● **Task brief**
From the entries below, copy out every line with "المؤمنون" in it.

● **Extracted data entries**

┏━━

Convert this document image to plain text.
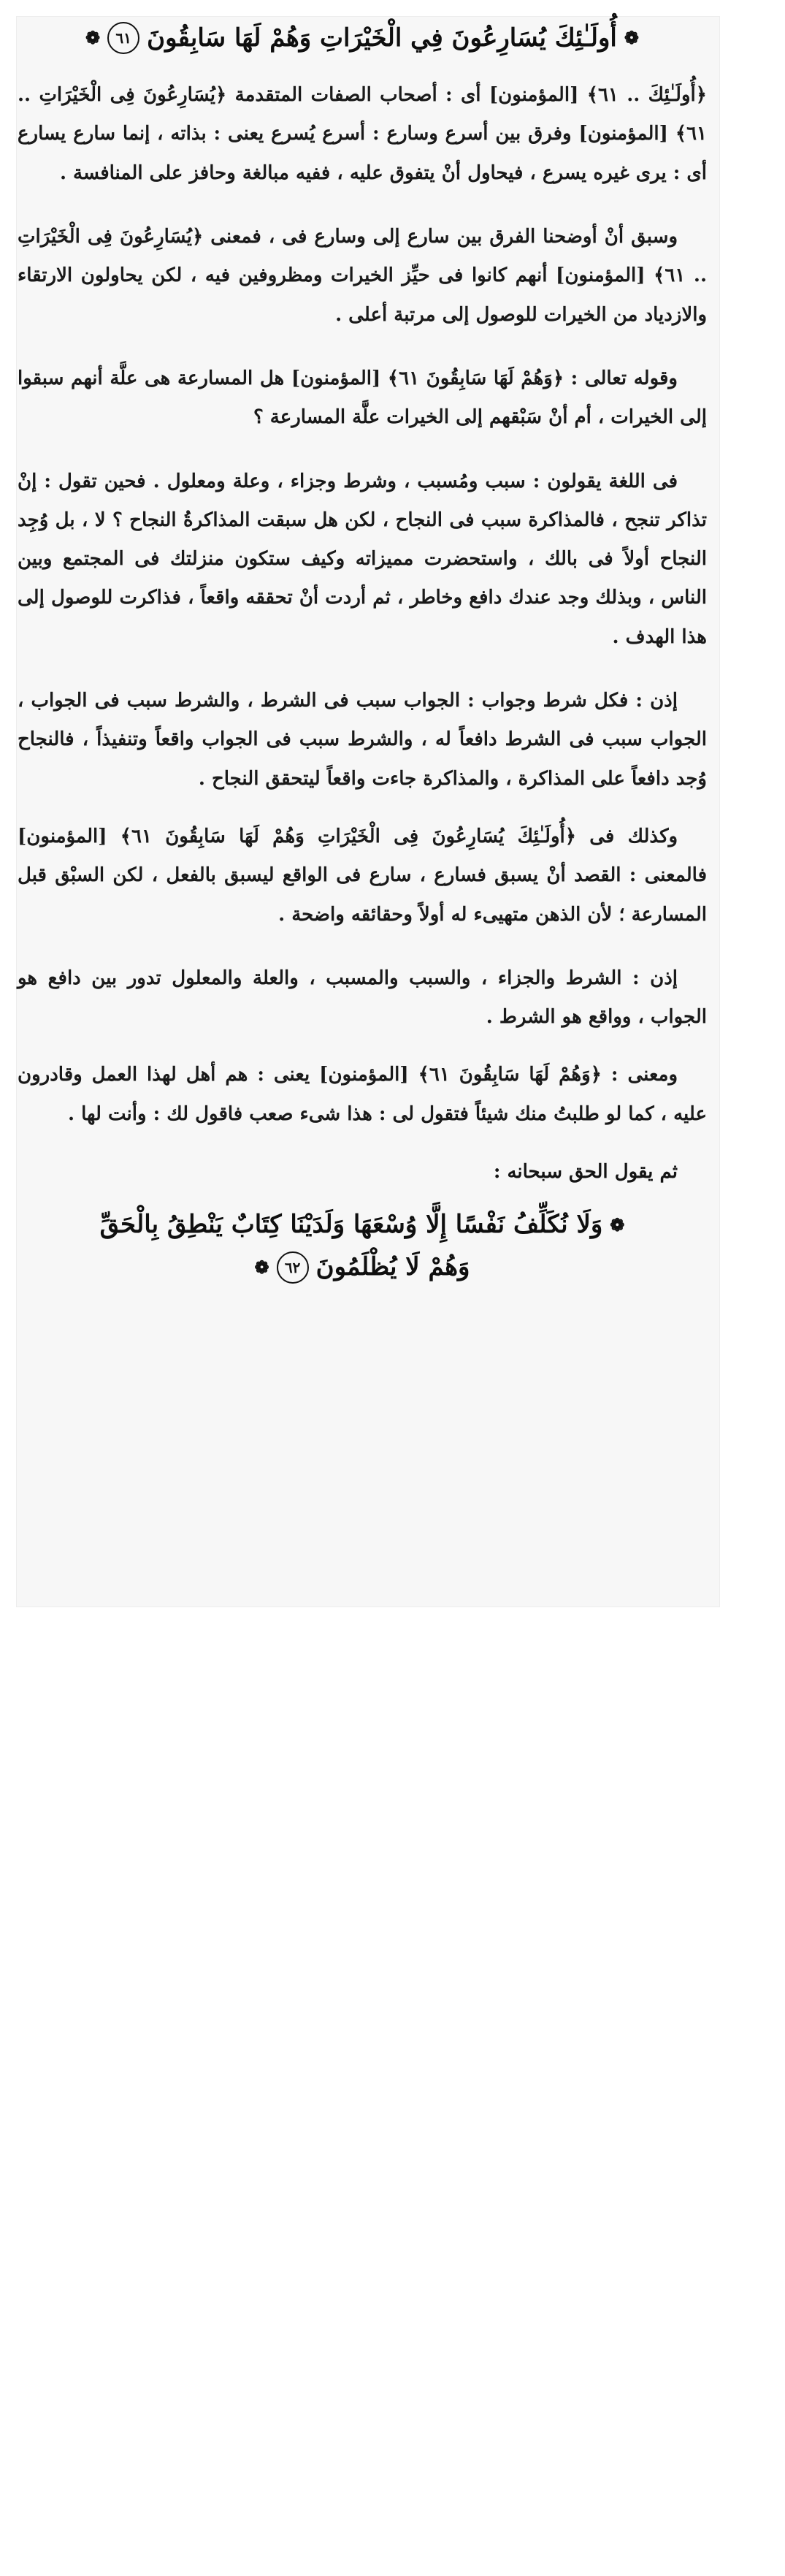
❁
أُولَـٰئِكَ يُسَارِعُونَ فِي الْخَيْرَاتِ وَهُمْ لَهَا سَابِقُونَ
٦١
❁

﴿أُولَـٰئِكَ .. ٦١﴾ [المؤمنون] أى : أصحاب الصفات المتقدمة ﴿يُسَارِعُونَ فِى الْخَيْرَاتِ .. ٦١﴾ [المؤمنون] وفرق بين أسرع وسارع : أسرع يُسرع يعنى : بذاته ، إنما سارع يسارع أى : يرى غيره يسرع ، فيحاول أنْ يتفوق عليه ، ففيه مبالغة وحافز على المنافسة .

وسبق أنْ أوضحنا الفرق بين سارع إلى وسارع فى ، فمعنى ﴿يُسَارِعُونَ فِى الْخَيْرَاتِ .. ٦١﴾ [المؤمنون] أنهم كانوا فى حيِّز الخيرات ومظروفين فيه ، لكن يحاولون الارتقاء والازدياد من الخيرات للوصول إلى مرتبة أعلى .

وقوله تعالى : ﴿وَهُمْ لَهَا سَابِقُونَ ٦١﴾ [المؤمنون] هل المسارعة هى علَّة أنهم سبقوا إلى الخيرات ، أم أنْ سَبْقهم إلى الخيرات علَّة المسارعة ؟

فى اللغة يقولون : سبب ومُسبب ، وشرط وجزاء ، وعلة ومعلول . فحين تقول : إنْ تذاكر تنجح ، فالمذاكرة سبب فى النجاح ، لكن هل سبقت المذاكرةُ النجاح ؟ لا ، بل وُجِد النجاح أولاً فى بالك ، واستحضرت مميزاته وكيف ستكون منزلتك فى المجتمع وبين الناس ، وبذلك وجد عندك دافع وخاطر ، ثم أردت أنْ تحققه واقعاً ، فذاكرت للوصول إلى هذا الهدف .

إذن : فكل شرط وجواب : الجواب سبب فى الشرط ، والشرط سبب فى الجواب ، الجواب سبب فى الشرط دافعاً له ، والشرط سبب فى الجواب واقعاً وتنفيذاً ، فالنجاح وُجد دافعاً على المذاكرة ، والمذاكرة جاءت واقعاً ليتحقق النجاح .

وكذلك فى ﴿أُولَـٰئِكَ يُسَارِعُونَ فِى الْخَيْرَاتِ وَهُمْ لَهَا سَابِقُونَ ٦١﴾ [المؤمنون] فالمعنى : القصد أنْ يسبق فسارع ، سارع فى الواقع ليسبق بالفعل ، لكن السبْق قبل المسارعة ؛ لأن الذهن متهيىء له أولاً وحقائقه واضحة .

إذن : الشرط والجزاء ، والسبب والمسبب ، والعلة والمعلول تدور بين دافع هو الجواب ، وواقع هو الشرط .

ومعنى : ﴿وَهُمْ لَهَا سَابِقُونَ ٦١﴾ [المؤمنون] يعنى : هم أهل لهذا العمل وقادرون عليه ، كما لو طلبتُ منك شيئاً فتقول لى : هذا شىء صعب فاقول لك : وأنت لها .

ثم يقول الحق سبحانه :

❁
وَلَا نُكَلِّفُ نَفْسًا إِلَّا وُسْعَهَا وَلَدَيْنَا كِتَابٌ يَنْطِقُ بِالْحَقِّ
وَهُمْ لَا يُظْلَمُونَ
٦٢
❁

┗━━

● **Response for this exercise**
﴿أُولَـٰئِكَ .. ٦١﴾ [المؤمنون] أى : أصحاب الصفات المتقدمة ﴿يُسَارِعُونَ فِى الْخَيْرَاتِ .. ٦١﴾ [المؤمنون] وفرق بين أسرع وسارع : أسرع يُسرع يعنى : بذاته ، إنما سارع يسارع أى : يرى غيره يسرع ، فيحاول أنْ يتفوق عليه ، ففيه مبالغة وحافز على المنافسة .
وسبق أنْ أوضحنا الفرق بين سارع إلى وسارع فى ، فمعنى ﴿يُسَارِعُونَ فِى الْخَيْرَاتِ .. ٦١﴾ [المؤمنون] أنهم كانوا فى حيِّز الخيرات ومظروفين فيه ، لكن يحاولون الارتقاء والازدياد من الخيرات للوصول إلى مرتبة أعلى .
وقوله تعالى : ﴿وَهُمْ لَهَا سَابِقُونَ ٦١﴾ [المؤمنون] هل المسارعة هى علَّة أنهم سبقوا إلى الخيرات ، أم أنْ سَبْقهم إلى الخيرات علَّة المسارعة ؟
وكذلك فى ﴿أُولَـٰئِكَ يُسَارِعُونَ فِى الْخَيْرَاتِ وَهُمْ لَهَا سَابِقُونَ ٦١﴾ [المؤمنون] فالمعنى : القصد أنْ يسبق فسارع ، سارع فى الواقع ليسبق بالفعل ، لكن السبْق قبل المسارعة ؛ لأن الذهن متهيىء له أولاً وحقائقه واضحة .
ومعنى : ﴿وَهُمْ لَهَا سَابِقُونَ ٦١﴾ [المؤمنون] يعنى : هم أهل لهذا العمل وقادرون عليه ، كما لو طلبتُ منك شيئاً فتقول لى : هذا شىء صعب فاقول لك : وأنت لها .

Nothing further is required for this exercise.